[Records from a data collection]
· · · · ·

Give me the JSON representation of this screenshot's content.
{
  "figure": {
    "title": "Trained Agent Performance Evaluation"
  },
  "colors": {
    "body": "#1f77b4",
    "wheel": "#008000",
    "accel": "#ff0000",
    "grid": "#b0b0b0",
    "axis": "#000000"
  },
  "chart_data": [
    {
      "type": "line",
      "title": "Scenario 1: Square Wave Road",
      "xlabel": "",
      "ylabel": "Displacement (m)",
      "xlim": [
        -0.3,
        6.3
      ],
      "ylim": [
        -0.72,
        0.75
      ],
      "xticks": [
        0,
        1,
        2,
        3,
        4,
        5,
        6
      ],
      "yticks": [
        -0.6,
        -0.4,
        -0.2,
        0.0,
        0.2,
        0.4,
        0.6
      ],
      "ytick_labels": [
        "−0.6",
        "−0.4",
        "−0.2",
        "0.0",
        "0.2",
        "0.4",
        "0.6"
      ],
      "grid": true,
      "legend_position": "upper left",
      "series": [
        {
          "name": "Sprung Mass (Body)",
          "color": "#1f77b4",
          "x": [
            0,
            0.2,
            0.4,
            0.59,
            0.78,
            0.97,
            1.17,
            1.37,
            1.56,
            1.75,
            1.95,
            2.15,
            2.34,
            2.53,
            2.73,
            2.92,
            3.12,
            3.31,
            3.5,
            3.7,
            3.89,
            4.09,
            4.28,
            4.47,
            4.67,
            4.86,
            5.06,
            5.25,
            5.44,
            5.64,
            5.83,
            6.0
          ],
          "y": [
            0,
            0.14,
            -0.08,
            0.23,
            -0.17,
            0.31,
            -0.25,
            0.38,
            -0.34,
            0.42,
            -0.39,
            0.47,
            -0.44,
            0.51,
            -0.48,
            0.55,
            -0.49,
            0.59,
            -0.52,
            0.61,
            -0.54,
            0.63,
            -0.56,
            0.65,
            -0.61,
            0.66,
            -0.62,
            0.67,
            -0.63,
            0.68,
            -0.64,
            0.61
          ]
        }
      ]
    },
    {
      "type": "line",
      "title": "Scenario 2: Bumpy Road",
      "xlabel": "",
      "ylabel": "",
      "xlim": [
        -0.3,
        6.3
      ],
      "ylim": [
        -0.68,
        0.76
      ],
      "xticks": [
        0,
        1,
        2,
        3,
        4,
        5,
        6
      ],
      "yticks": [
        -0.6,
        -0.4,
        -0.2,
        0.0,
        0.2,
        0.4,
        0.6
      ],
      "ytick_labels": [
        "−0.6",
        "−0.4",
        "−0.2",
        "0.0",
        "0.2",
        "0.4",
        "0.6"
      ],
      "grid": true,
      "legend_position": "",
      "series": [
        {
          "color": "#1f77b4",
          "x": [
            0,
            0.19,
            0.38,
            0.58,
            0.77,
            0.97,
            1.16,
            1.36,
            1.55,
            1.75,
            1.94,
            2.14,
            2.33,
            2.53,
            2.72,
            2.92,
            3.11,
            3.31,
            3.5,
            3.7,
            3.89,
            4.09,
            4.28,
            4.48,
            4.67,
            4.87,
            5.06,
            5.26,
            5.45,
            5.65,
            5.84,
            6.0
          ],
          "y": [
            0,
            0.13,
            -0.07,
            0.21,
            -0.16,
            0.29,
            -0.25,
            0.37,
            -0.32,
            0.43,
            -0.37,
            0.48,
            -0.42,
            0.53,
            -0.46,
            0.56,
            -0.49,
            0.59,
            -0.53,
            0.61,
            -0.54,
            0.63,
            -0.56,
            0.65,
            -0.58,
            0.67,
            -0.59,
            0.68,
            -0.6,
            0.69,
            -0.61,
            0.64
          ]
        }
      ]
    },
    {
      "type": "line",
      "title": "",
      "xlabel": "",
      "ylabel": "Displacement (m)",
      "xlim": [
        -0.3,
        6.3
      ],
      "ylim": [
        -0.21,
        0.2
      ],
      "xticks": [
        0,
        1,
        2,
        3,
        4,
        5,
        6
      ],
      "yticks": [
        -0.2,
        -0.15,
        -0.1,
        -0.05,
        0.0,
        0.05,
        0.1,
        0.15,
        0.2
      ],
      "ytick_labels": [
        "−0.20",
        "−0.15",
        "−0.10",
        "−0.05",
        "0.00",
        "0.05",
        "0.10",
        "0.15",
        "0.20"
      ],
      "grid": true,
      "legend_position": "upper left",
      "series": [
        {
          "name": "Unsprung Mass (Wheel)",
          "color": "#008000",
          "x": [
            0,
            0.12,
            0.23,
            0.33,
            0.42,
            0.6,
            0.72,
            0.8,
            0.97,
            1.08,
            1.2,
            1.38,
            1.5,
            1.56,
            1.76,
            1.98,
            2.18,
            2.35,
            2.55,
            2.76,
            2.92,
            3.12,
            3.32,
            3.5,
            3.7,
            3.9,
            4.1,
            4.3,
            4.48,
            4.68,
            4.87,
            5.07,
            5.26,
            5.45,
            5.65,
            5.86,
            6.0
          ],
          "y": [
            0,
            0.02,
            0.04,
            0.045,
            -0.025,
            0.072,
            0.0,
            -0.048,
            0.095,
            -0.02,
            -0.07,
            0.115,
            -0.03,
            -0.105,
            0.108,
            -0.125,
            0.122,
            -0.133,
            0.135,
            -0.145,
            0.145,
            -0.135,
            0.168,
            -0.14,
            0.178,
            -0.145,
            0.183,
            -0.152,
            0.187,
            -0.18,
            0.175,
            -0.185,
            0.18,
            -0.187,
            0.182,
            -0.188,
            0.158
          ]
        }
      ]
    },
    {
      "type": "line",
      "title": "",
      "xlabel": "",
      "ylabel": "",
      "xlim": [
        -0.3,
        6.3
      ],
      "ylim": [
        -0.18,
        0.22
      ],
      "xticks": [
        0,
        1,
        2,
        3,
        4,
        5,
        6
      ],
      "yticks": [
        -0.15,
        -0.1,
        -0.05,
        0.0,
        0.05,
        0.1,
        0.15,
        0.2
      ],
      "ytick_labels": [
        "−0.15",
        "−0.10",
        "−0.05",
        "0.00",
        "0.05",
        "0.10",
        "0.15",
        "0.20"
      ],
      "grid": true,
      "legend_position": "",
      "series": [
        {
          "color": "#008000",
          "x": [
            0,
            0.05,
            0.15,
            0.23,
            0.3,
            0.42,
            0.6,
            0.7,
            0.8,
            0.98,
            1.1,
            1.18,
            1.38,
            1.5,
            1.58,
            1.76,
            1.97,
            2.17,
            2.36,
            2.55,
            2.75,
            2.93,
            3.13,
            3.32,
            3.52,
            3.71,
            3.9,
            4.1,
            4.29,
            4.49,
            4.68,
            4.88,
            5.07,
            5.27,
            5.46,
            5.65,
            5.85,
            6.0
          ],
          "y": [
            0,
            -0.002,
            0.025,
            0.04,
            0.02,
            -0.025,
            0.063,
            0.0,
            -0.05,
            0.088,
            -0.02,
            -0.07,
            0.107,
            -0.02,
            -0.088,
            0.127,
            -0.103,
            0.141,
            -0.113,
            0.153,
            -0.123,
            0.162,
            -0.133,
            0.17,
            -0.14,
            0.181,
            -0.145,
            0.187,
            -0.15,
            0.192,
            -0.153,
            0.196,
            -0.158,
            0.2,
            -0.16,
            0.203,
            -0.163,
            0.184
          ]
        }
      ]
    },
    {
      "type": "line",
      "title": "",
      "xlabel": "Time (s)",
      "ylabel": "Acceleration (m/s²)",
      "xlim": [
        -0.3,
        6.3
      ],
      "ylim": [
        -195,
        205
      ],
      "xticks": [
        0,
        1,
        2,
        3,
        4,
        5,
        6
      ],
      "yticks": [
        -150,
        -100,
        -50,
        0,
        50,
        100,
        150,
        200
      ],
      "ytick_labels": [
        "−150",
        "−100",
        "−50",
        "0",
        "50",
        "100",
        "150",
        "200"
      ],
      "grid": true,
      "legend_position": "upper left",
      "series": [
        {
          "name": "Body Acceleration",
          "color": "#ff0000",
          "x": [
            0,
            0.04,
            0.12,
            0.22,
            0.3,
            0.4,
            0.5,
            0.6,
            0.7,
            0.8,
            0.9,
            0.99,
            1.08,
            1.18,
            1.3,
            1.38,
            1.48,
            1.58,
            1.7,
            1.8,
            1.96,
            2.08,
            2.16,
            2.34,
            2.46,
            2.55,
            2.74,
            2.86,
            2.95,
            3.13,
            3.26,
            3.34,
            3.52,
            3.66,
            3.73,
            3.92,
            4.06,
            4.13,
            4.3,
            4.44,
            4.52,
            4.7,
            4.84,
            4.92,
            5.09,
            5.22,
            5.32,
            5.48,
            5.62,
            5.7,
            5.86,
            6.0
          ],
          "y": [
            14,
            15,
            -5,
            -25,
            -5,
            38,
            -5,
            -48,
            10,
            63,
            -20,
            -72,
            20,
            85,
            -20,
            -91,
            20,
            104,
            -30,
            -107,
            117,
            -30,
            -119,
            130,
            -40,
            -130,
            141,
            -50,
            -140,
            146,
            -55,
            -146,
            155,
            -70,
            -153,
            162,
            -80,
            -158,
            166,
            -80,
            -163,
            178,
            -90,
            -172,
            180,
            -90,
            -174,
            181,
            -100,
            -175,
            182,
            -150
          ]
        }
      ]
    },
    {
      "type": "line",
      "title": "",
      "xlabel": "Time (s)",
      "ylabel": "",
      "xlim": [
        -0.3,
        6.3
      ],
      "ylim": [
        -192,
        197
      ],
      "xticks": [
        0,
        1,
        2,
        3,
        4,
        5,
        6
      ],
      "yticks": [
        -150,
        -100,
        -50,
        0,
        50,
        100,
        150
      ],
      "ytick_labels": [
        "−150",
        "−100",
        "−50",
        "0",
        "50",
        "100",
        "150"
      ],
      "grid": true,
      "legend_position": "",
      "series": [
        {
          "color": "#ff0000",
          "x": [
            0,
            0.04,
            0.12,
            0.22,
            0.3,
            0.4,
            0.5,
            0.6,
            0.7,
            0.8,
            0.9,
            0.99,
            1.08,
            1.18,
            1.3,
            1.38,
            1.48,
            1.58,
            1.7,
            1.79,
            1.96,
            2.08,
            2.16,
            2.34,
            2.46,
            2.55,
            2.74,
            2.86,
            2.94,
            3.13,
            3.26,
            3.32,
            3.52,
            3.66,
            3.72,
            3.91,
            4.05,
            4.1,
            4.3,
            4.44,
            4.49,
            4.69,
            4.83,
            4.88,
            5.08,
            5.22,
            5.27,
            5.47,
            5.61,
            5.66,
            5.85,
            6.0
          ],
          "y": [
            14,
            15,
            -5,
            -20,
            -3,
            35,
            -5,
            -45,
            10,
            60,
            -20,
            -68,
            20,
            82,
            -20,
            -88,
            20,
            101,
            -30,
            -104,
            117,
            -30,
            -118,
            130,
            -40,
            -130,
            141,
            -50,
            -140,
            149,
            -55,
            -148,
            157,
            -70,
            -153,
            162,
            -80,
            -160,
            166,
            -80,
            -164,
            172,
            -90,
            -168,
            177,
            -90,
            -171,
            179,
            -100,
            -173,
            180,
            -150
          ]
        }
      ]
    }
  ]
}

· · · · ·

### What to do
Search the data for "Scenario" and list every line in which it occurs.

### Response to this exercise
      "title": "Scenario 1: Square Wave Road",
      "title": "Scenario 2: Bumpy Road",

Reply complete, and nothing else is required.